**Available records**
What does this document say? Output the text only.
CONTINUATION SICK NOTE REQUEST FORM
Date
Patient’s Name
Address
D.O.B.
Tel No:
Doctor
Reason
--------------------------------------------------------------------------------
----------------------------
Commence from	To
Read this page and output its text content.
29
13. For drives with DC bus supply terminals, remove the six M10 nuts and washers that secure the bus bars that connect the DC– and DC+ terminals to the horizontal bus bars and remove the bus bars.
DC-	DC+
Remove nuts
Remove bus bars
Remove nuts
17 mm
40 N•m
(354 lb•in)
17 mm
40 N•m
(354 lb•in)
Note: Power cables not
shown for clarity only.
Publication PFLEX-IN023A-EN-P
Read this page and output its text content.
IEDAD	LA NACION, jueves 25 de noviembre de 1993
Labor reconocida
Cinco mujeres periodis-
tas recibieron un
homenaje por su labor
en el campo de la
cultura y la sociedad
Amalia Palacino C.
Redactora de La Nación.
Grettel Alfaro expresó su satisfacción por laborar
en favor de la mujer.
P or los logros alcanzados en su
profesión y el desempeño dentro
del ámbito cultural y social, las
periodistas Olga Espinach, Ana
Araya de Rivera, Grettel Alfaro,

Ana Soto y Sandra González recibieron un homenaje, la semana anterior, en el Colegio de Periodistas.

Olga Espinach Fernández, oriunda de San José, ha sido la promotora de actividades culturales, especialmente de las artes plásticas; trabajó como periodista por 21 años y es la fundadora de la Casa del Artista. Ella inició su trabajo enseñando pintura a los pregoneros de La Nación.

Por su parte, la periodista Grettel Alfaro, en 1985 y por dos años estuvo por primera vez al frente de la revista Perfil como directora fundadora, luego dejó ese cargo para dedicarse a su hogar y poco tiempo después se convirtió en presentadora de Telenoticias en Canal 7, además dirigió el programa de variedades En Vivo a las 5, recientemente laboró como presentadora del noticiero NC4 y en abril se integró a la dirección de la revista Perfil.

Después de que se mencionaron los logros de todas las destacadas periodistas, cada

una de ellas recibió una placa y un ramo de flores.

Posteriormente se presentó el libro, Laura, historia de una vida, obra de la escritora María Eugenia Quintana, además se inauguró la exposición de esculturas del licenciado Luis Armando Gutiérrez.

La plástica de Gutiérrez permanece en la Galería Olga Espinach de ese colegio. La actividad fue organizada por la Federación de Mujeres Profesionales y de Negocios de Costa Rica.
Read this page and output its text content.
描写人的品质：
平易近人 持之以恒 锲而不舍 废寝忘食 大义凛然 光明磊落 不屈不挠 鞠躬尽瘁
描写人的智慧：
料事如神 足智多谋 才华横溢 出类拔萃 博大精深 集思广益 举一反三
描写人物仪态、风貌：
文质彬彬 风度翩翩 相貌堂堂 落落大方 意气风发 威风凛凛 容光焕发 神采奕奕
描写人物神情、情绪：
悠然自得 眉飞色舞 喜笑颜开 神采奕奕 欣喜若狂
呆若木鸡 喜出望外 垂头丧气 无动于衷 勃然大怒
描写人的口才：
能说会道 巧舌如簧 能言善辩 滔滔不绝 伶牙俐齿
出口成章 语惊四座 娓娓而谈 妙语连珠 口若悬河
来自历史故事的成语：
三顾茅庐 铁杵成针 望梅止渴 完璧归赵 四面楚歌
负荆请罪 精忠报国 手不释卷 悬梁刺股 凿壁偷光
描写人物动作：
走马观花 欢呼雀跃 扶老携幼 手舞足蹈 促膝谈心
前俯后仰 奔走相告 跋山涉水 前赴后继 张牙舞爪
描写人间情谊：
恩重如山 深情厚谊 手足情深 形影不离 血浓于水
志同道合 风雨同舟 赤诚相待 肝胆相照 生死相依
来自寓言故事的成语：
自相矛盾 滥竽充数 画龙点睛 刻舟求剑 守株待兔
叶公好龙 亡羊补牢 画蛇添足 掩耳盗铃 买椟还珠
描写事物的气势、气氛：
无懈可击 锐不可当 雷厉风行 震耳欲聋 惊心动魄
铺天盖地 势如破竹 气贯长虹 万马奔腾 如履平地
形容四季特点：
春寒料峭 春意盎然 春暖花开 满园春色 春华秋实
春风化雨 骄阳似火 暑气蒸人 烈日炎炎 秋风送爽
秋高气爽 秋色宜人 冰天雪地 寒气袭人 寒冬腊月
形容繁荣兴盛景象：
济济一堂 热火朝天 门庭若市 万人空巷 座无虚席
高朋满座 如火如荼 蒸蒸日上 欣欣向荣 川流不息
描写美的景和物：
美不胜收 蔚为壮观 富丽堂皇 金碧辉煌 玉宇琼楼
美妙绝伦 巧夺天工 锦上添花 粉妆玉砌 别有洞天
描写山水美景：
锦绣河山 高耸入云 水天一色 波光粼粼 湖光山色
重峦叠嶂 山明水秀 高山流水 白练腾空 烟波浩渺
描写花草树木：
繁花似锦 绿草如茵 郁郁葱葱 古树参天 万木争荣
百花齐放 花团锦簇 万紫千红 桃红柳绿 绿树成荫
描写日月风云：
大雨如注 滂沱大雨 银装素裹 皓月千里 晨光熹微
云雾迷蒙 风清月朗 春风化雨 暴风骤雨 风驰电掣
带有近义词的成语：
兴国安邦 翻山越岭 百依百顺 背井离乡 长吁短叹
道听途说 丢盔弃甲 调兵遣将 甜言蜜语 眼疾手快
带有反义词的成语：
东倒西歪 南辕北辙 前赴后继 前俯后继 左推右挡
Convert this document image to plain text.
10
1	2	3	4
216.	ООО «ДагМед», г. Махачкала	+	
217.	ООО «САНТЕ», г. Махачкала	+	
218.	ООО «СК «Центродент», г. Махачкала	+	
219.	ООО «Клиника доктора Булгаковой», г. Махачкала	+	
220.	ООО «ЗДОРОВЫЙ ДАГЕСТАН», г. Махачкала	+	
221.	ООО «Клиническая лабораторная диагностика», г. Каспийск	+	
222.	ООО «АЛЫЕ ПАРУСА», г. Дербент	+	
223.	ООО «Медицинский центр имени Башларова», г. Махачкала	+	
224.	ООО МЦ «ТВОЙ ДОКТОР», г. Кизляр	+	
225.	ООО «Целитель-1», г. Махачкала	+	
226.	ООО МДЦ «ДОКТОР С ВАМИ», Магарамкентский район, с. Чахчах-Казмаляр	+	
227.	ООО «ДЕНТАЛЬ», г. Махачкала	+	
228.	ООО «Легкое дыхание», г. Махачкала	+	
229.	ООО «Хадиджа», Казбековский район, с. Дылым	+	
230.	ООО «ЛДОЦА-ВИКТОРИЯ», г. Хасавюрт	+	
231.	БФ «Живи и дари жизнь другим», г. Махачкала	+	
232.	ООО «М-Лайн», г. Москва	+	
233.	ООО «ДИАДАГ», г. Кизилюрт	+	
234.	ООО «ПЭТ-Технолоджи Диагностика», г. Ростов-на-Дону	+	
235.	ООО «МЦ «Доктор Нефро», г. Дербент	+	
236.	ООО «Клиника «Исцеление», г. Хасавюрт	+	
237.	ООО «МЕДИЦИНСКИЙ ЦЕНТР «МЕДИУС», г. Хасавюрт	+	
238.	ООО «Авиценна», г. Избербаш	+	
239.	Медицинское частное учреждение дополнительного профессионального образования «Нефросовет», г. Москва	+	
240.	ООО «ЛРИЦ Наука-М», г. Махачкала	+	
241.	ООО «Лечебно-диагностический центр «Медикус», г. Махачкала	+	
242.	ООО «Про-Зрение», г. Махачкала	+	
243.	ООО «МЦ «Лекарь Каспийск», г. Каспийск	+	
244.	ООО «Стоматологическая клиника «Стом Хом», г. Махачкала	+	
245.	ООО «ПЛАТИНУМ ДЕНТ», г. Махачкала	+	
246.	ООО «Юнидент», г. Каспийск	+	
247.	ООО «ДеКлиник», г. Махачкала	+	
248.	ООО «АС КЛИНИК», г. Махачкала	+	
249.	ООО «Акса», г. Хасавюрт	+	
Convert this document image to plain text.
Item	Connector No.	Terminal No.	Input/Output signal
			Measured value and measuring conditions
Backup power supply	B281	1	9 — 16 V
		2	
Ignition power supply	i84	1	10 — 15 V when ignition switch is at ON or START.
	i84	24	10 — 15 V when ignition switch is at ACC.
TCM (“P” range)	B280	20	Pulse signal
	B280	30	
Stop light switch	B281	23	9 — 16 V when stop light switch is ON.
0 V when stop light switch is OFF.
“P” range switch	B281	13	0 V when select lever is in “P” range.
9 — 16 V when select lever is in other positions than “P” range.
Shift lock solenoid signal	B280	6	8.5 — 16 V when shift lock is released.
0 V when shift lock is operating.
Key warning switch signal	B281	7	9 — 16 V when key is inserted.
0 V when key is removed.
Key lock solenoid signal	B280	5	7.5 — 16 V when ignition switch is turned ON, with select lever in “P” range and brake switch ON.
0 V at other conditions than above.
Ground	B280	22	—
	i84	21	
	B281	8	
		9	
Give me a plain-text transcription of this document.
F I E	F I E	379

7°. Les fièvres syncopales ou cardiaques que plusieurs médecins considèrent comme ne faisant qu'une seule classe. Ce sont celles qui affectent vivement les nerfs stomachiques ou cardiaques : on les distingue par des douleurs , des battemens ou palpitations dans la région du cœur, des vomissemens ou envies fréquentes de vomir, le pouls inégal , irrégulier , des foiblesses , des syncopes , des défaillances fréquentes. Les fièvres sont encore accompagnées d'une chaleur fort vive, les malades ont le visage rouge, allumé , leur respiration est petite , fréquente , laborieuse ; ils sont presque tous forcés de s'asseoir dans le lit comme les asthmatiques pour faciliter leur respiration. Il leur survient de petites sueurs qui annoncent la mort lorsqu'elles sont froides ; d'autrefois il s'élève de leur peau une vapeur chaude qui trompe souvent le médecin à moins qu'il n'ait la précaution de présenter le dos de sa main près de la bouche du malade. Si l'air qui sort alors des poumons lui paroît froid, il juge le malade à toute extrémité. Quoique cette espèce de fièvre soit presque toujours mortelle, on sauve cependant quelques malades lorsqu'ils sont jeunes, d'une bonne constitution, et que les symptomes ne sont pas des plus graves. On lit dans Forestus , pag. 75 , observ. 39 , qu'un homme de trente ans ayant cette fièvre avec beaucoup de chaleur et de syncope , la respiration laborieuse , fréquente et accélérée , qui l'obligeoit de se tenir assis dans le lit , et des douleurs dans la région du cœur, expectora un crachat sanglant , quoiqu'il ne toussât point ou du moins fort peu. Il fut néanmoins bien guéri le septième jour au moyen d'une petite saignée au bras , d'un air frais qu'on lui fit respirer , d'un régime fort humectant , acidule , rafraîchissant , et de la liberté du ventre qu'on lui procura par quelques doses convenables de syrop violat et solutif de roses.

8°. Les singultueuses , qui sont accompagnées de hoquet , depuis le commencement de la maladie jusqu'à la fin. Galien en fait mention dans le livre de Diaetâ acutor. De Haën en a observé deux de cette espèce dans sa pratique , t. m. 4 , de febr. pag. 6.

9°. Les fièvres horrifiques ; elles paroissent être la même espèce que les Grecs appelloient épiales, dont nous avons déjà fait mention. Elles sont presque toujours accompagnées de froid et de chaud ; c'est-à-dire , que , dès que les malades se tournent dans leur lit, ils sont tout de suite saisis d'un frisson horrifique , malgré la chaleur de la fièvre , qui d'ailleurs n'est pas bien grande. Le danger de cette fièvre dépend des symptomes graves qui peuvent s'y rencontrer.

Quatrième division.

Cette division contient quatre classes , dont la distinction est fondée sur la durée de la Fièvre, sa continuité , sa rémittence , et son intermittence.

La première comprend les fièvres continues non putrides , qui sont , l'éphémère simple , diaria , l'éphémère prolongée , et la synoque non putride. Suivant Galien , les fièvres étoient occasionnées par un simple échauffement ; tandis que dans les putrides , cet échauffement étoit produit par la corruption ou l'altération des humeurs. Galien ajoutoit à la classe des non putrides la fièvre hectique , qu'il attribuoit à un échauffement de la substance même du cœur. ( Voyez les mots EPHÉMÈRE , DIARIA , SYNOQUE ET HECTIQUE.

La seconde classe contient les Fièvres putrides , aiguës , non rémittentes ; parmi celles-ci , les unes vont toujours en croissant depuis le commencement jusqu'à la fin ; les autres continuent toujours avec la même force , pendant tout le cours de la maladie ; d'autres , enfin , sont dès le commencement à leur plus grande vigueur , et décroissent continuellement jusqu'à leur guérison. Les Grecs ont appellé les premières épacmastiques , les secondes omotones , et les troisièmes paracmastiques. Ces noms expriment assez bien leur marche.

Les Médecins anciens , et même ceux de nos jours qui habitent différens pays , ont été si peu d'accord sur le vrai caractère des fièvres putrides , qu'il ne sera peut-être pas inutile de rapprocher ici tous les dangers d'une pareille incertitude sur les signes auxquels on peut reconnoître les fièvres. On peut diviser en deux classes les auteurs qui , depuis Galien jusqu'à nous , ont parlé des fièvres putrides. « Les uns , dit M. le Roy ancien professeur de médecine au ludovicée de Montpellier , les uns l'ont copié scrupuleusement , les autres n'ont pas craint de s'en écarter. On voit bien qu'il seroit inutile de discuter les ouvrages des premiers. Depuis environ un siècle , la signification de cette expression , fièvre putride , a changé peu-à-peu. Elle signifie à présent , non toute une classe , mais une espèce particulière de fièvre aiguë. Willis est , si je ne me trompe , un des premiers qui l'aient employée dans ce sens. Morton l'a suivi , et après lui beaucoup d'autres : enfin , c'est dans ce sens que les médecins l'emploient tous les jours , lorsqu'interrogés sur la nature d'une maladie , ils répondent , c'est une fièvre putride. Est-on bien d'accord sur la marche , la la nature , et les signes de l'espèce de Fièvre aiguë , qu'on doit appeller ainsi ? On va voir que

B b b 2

**Problem**
Provide the number of lines in the data above that contain the string "dont", and nothing else.

**Reply to the exercise**
2